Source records

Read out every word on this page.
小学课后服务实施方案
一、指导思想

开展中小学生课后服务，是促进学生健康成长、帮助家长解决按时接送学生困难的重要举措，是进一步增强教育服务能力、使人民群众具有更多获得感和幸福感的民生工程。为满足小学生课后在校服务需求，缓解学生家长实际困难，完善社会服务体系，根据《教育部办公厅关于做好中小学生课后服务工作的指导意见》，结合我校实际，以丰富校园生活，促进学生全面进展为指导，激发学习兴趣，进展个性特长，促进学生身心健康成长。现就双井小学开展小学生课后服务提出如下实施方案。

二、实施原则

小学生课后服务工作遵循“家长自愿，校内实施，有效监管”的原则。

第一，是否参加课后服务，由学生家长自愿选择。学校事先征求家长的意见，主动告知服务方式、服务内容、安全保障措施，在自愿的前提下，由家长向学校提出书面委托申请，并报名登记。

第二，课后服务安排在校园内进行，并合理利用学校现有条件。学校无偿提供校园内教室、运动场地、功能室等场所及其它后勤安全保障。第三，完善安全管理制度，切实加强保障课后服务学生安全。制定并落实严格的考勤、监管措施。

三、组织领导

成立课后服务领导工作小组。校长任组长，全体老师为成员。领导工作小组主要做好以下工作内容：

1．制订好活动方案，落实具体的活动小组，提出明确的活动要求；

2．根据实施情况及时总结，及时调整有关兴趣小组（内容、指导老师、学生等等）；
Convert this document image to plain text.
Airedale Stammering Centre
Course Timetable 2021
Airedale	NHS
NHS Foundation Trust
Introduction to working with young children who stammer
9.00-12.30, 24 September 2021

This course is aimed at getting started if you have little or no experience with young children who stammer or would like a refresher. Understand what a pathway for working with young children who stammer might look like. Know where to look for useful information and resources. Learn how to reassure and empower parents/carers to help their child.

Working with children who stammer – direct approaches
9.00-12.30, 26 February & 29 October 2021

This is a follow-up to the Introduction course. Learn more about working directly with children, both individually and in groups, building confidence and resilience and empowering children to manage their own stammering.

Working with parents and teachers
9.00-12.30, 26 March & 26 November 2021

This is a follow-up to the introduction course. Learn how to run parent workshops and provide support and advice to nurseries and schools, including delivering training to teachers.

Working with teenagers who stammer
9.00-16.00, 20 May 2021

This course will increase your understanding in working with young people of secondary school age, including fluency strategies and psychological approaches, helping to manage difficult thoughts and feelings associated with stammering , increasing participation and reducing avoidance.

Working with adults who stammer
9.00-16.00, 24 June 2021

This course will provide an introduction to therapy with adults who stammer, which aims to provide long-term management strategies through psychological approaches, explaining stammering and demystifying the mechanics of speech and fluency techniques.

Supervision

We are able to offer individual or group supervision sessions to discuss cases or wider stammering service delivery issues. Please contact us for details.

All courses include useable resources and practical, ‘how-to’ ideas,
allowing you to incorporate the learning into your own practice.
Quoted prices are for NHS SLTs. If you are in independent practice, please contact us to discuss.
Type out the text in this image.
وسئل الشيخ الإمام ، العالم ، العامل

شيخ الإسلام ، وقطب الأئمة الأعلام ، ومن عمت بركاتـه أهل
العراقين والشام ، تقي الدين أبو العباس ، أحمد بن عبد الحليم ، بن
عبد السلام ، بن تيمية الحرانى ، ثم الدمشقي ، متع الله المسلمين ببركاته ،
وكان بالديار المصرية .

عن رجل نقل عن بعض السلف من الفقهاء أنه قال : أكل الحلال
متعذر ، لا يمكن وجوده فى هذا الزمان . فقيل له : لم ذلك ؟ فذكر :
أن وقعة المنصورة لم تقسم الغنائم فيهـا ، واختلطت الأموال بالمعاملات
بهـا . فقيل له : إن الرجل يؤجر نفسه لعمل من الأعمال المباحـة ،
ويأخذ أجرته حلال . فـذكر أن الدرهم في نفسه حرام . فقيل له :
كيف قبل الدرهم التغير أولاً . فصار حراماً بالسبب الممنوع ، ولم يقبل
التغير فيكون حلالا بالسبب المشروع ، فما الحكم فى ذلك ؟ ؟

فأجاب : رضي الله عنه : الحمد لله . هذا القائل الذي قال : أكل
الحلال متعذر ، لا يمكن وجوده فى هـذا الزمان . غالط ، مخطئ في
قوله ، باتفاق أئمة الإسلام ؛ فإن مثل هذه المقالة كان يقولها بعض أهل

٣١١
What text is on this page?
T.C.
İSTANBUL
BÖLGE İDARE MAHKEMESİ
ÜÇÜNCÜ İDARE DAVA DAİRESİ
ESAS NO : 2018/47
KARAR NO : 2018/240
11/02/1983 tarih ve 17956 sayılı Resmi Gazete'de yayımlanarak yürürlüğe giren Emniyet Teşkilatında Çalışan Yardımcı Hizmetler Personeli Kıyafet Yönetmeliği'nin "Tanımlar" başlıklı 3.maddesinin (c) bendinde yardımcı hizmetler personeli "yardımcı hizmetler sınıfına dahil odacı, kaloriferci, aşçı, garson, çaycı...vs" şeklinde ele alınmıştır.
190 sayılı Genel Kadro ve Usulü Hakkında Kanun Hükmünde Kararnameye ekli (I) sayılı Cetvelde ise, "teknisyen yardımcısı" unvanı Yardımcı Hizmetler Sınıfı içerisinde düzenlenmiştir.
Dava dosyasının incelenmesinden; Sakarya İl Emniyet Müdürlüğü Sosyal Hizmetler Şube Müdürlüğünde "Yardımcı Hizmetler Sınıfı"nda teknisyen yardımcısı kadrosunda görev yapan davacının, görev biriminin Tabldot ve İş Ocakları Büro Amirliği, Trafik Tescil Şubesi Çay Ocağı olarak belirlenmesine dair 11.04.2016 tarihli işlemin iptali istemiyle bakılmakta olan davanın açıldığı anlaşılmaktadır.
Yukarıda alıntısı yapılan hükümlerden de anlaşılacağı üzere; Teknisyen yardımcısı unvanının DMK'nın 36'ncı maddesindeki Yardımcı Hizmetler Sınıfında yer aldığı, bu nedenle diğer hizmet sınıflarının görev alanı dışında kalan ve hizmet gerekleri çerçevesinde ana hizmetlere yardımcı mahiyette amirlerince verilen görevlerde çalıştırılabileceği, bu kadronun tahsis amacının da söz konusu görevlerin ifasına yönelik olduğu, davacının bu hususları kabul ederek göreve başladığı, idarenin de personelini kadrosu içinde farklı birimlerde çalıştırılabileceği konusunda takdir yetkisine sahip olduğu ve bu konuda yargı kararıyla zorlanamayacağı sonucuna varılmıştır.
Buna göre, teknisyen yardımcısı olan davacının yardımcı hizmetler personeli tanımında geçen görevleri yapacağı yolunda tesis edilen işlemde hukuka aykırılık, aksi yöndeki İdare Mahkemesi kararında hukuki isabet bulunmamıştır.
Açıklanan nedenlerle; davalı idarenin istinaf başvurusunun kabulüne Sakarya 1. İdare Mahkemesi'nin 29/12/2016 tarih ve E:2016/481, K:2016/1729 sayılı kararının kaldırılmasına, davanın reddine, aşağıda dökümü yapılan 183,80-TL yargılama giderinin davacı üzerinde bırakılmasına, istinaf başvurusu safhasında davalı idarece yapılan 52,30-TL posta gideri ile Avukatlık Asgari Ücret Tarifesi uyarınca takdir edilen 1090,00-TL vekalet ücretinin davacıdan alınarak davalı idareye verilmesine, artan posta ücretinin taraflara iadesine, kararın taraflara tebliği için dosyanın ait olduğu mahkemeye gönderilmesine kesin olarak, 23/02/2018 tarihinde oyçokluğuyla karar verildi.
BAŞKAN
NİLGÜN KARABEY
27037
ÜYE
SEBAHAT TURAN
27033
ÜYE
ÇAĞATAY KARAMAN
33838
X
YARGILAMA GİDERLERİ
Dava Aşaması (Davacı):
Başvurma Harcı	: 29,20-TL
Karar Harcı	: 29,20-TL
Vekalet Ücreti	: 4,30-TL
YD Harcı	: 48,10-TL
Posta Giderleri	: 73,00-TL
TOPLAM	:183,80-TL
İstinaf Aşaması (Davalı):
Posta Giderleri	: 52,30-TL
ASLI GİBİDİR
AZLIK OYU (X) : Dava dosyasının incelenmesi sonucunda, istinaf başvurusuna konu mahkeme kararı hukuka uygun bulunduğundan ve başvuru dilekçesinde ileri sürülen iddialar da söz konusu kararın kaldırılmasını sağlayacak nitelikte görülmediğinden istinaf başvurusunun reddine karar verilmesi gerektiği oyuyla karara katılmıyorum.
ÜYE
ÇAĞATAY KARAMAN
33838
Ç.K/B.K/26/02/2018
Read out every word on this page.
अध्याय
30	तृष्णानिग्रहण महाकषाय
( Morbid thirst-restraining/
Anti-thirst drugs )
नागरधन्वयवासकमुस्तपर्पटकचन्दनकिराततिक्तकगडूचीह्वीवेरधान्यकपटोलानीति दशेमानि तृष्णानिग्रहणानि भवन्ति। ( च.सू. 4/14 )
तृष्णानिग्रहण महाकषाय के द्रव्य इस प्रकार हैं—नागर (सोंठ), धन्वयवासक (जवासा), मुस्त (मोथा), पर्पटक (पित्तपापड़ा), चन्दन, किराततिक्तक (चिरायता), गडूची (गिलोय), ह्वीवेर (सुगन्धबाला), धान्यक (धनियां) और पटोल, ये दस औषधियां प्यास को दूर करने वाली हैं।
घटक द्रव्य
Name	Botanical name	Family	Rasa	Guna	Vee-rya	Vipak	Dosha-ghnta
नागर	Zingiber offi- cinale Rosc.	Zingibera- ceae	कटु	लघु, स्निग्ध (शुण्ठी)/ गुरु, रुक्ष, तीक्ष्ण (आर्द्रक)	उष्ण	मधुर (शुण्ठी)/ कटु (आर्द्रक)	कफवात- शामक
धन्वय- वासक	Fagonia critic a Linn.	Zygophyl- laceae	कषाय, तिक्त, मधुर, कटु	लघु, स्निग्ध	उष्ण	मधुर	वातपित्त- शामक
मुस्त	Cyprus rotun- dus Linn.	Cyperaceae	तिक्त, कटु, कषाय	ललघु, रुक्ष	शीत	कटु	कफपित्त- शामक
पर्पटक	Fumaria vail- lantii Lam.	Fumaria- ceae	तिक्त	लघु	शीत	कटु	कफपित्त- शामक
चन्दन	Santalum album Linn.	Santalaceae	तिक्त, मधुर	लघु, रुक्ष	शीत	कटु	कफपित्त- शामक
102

YOUR GOAL =
Copy each line of the records containing the string "الزمان".

FULL OUTPUT =
متعذر ، لا يمكن وجوده فى هذا الزمان . فقيل له : لم ذلك ؟ فذكر :
الحلال متعذر ، لا يمكن وجوده فى هـذا الزمان . غالط ، مخطئ في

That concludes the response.